## BEGIN

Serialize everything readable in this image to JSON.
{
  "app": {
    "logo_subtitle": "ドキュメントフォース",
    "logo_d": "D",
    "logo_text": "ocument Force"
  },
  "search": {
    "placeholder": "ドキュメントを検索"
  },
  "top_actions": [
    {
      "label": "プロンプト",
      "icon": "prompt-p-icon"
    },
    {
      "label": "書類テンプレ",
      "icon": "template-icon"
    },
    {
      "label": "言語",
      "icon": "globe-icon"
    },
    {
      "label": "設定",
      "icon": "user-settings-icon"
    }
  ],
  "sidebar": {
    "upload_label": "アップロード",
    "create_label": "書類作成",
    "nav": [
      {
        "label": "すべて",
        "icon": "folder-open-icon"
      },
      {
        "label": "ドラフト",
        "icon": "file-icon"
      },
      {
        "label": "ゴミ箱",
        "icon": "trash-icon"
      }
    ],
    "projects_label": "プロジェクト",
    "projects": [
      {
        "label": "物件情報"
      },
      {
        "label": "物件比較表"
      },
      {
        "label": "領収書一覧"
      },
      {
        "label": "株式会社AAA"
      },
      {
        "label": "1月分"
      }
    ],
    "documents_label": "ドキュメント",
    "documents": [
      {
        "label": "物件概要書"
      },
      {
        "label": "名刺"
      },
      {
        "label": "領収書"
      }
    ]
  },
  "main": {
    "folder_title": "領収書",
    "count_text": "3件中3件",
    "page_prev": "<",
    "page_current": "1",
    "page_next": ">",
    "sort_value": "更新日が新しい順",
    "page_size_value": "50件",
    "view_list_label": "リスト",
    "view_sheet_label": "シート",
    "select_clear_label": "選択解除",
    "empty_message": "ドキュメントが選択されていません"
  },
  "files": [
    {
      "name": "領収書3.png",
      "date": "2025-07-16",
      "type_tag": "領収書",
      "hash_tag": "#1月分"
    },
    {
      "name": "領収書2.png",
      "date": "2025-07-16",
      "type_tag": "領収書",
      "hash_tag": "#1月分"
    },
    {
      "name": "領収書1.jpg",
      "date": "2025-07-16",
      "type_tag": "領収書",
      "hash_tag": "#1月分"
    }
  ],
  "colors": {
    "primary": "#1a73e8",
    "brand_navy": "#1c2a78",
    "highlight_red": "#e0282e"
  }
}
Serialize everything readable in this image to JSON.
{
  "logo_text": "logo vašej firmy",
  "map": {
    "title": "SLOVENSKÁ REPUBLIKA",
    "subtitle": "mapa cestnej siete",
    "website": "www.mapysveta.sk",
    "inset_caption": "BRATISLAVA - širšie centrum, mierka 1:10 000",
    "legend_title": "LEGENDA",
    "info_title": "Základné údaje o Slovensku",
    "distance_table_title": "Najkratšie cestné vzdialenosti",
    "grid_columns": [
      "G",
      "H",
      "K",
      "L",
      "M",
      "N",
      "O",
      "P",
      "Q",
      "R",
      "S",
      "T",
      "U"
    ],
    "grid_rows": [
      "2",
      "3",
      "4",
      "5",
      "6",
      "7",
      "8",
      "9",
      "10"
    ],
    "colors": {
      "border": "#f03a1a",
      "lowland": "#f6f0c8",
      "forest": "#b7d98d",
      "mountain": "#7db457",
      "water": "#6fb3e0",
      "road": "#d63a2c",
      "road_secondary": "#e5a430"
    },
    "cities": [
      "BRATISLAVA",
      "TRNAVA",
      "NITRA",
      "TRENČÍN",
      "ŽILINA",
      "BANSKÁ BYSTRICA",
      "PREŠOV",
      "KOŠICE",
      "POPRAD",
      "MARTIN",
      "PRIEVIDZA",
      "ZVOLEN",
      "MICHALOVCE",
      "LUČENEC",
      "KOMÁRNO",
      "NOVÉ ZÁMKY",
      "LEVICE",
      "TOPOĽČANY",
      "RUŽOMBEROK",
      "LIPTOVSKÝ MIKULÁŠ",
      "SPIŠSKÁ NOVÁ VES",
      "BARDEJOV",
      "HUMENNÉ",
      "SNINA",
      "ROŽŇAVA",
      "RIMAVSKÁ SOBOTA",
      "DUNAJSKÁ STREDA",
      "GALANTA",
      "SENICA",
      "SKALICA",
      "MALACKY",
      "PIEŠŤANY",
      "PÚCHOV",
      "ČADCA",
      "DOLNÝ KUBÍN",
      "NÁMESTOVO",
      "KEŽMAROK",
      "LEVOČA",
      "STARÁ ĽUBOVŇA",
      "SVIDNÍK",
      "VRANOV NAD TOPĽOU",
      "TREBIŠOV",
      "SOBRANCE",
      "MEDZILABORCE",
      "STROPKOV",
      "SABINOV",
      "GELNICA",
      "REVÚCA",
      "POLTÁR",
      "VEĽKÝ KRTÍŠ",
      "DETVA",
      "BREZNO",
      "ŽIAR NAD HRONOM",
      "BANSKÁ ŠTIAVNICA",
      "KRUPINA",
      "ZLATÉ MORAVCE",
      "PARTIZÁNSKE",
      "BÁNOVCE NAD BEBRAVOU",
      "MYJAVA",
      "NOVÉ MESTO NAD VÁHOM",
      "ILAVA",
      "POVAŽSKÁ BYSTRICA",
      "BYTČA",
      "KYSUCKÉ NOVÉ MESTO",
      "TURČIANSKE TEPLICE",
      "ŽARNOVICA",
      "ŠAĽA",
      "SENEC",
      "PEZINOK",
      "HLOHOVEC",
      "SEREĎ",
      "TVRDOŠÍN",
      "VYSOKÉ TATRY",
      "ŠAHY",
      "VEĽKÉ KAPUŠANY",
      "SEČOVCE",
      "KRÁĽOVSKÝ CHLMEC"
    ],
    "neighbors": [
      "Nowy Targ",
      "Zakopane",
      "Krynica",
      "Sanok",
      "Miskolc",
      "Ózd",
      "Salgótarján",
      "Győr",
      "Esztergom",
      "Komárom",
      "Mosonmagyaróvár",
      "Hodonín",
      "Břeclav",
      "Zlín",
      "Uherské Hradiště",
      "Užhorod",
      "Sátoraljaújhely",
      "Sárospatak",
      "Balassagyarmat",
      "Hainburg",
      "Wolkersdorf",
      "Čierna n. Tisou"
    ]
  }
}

## END

■ STATED PROBLEM ■
Reproduce every line of the data verbatim.

■ RESULT OF THE TASK ■
Serialize everything readable in this image to JSON.
{
  "app": {
    "logo_subtitle": "ドキュメントフォース",
    "logo_d": "D",
    "logo_text": "ocument Force"
  },
  "search": {
    "placeholder": "ドキュメントを検索"
  },
  "top_actions": [
    {
      "label": "プロンプト",
      "icon": "prompt-p-icon"
    },
    {
      "label": "書類テンプレ",
      "icon": "template-icon"
    },
    {
      "label": "言語",
      "icon": "globe-icon"
    },
    {
      "label": "設定",
      "icon": "user-settings-icon"
    }
  ],
  "sidebar": {
    "upload_label": "アップロード",
    "create_label": "書類作成",
    "nav": [
      {
        "label": "すべて",
        "icon": "folder-open-icon"
      },
      {
        "label": "ドラフト",
        "icon": "file-icon"
      },
      {
        "label": "ゴミ箱",
        "icon": "trash-icon"
      }
    ],
    "projects_label": "プロジェクト",
    "projects": [
      {
        "label": "物件情報"
      },
      {
        "label": "物件比較表"
      },
      {
        "label": "領収書一覧"
      },
      {
        "label": "株式会社AAA"
      },
      {
        "label": "1月分"
      }
    ],
    "documents_label": "ドキュメント",
    "documents": [
      {
        "label": "物件概要書"
      },
      {
        "label": "名刺"
      },
      {
        "label": "領収書"
      }
    ]
  },
  "main": {
    "folder_title": "領収書",
    "count_text": "3件中3件",
    "page_prev": "<",
    "page_current": "1",
    "page_next": ">",
    "sort_value": "更新日が新しい順",
    "page_size_value": "50件",
    "view_list_label": "リスト",
    "view_sheet_label": "シート",
    "select_clear_label": "選択解除",
    "empty_message": "ドキュメントが選択されていません"
  },
  "files": [
    {
      "name": "領収書3.png",
      "date": "2025-07-16",
      "type_tag": "領収書",
      "hash_tag": "#1月分"
    },
    {
      "name": "領収書2.png",
      "date": "2025-07-16",
      "type_tag": "領収書",
      "hash_tag": "#1月分"
    },
    {
      "name": "領収書1.jpg",
      "date": "2025-07-16",
      "type_tag": "領収書",
      "hash_tag": "#1月分"
    }
  ],
  "colors": {
    "primary": "#1a73e8",
    "brand_navy": "#1c2a78",
    "highlight_red": "#e0282e"
  }
}
Serialize everything readable in this image to JSON.
{
  "logo_text": "logo vašej firmy",
  "map": {
    "title": "SLOVENSKÁ REPUBLIKA",
    "subtitle": "mapa cestnej siete",
    "website": "www.mapysveta.sk",
    "inset_caption": "BRATISLAVA - širšie centrum, mierka 1:10 000",
    "legend_title": "LEGENDA",
    "info_title": "Základné údaje o Slovensku",
    "distance_table_title": "Najkratšie cestné vzdialenosti",
    "grid_columns": [
      "G",
      "H",
      "K",
      "L",
      "M",
      "N",
      "O",
      "P",
      "Q",
      "R",
      "S",
      "T",
      "U"
    ],
    "grid_rows": [
      "2",
      "3",
      "4",
      "5",
      "6",
      "7",
      "8",
      "9",
      "10"
    ],
    "colors": {
      "border": "#f03a1a",
      "lowland": "#f6f0c8",
      "forest": "#b7d98d",
      "mountain": "#7db457",
      "water": "#6fb3e0",
      "road": "#d63a2c",
      "road_secondary": "#e5a430"
    },
    "cities": [
      "BRATISLAVA",
      "TRNAVA",
      "NITRA",
      "TRENČÍN",
      "ŽILINA",
      "BANSKÁ BYSTRICA",
      "PREŠOV",
      "KOŠICE",
      "POPRAD",
      "MARTIN",
      "PRIEVIDZA",
      "ZVOLEN",
      "MICHALOVCE",
      "LUČENEC",
      "KOMÁRNO",
      "NOVÉ ZÁMKY",
      "LEVICE",
      "TOPOĽČANY",
      "RUŽOMBEROK",
      "LIPTOVSKÝ MIKULÁŠ",
      "SPIŠSKÁ NOVÁ VES",
      "BARDEJOV",
      "HUMENNÉ",
      "SNINA",
      "ROŽŇAVA",
      "RIMAVSKÁ SOBOTA",
      "DUNAJSKÁ STREDA",
      "GALANTA",
      "SENICA",
      "SKALICA",
      "MALACKY",
      "PIEŠŤANY",
      "PÚCHOV",
      "ČADCA",
      "DOLNÝ KUBÍN",
      "NÁMESTOVO",
      "KEŽMAROK",
      "LEVOČA",
      "STARÁ ĽUBOVŇA",
      "SVIDNÍK",
      "VRANOV NAD TOPĽOU",
      "TREBIŠOV",
      "SOBRANCE",
      "MEDZILABORCE",
      "STROPKOV",
      "SABINOV",
      "GELNICA",
      "REVÚCA",
      "POLTÁR",
      "VEĽKÝ KRTÍŠ",
      "DETVA",
      "BREZNO",
      "ŽIAR NAD HRONOM",
      "BANSKÁ ŠTIAVNICA",
      "KRUPINA",
      "ZLATÉ MORAVCE",
      "PARTIZÁNSKE",
      "BÁNOVCE NAD BEBRAVOU",
      "MYJAVA",
      "NOVÉ MESTO NAD VÁHOM",
      "ILAVA",
      "POVAŽSKÁ BYSTRICA",
      "BYTČA",
      "KYSUCKÉ NOVÉ MESTO",
      "TURČIANSKE TEPLICE",
      "ŽARNOVICA",
      "ŠAĽA",
      "SENEC",
      "PEZINOK",
      "HLOHOVEC",
      "SEREĎ",
      "TVRDOŠÍN",
      "VYSOKÉ TATRY",
      "ŠAHY",
      "VEĽKÉ KAPUŠANY",
      "SEČOVCE",
      "KRÁĽOVSKÝ CHLMEC"
    ],
    "neighbors": [
      "Nowy Targ",
      "Zakopane",
      "Krynica",
      "Sanok",
      "Miskolc",
      "Ózd",
      "Salgótarján",
      "Győr",
      "Esztergom",
      "Komárom",
      "Mosonmagyaróvár",
      "Hodonín",
      "Břeclav",
      "Zlín",
      "Uherské Hradiště",
      "Užhorod",
      "Sátoraljaújhely",
      "Sárospatak",
      "Balassagyarmat",
      "Hainburg",
      "Wolkersdorf",
      "Čierna n. Tisou"
    ]
  }
}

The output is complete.